Your goal: Copy out the lines that include the word "value".

══ Working data ══

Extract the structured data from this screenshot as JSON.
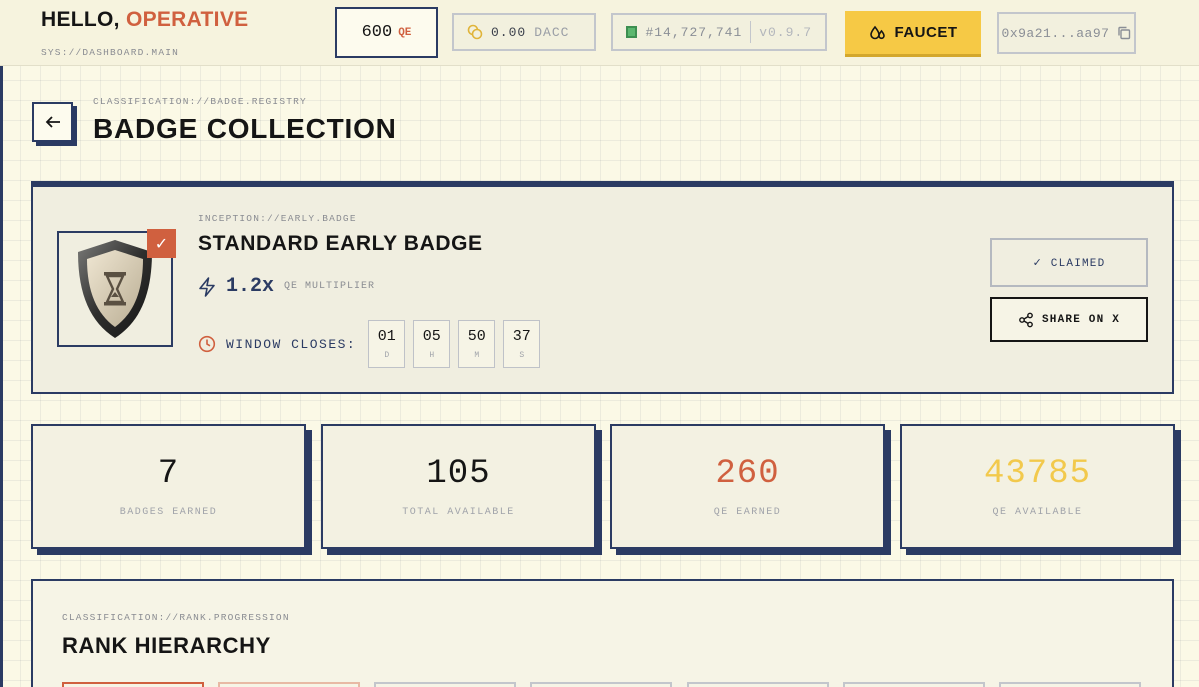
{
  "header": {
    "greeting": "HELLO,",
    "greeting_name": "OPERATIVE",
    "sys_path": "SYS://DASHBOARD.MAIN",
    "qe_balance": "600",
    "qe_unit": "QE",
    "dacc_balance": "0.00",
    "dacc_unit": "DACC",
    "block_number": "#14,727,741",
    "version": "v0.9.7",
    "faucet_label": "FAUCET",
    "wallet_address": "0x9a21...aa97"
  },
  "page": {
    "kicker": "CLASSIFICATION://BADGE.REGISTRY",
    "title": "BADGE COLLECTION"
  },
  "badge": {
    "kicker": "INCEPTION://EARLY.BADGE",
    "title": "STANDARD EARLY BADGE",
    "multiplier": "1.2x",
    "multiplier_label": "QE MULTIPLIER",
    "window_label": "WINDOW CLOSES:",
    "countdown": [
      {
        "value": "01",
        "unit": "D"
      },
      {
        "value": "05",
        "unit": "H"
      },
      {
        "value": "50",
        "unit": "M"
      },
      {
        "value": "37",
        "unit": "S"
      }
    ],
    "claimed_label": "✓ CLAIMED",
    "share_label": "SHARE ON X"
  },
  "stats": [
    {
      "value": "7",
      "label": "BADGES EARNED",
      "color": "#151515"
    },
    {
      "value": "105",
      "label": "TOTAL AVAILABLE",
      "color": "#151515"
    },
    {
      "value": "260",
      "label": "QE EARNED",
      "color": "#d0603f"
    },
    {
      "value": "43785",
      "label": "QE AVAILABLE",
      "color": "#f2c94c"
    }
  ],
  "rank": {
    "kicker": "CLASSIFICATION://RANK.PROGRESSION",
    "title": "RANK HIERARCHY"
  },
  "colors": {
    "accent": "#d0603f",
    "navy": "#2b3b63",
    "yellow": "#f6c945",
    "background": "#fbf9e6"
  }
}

═══

Result of the task:
        "value": "01",
        "value": "05",
        "value": "50",
        "value": "37",
      "value": "7",
      "value": "105",
      "value": "260",
      "value": "43785",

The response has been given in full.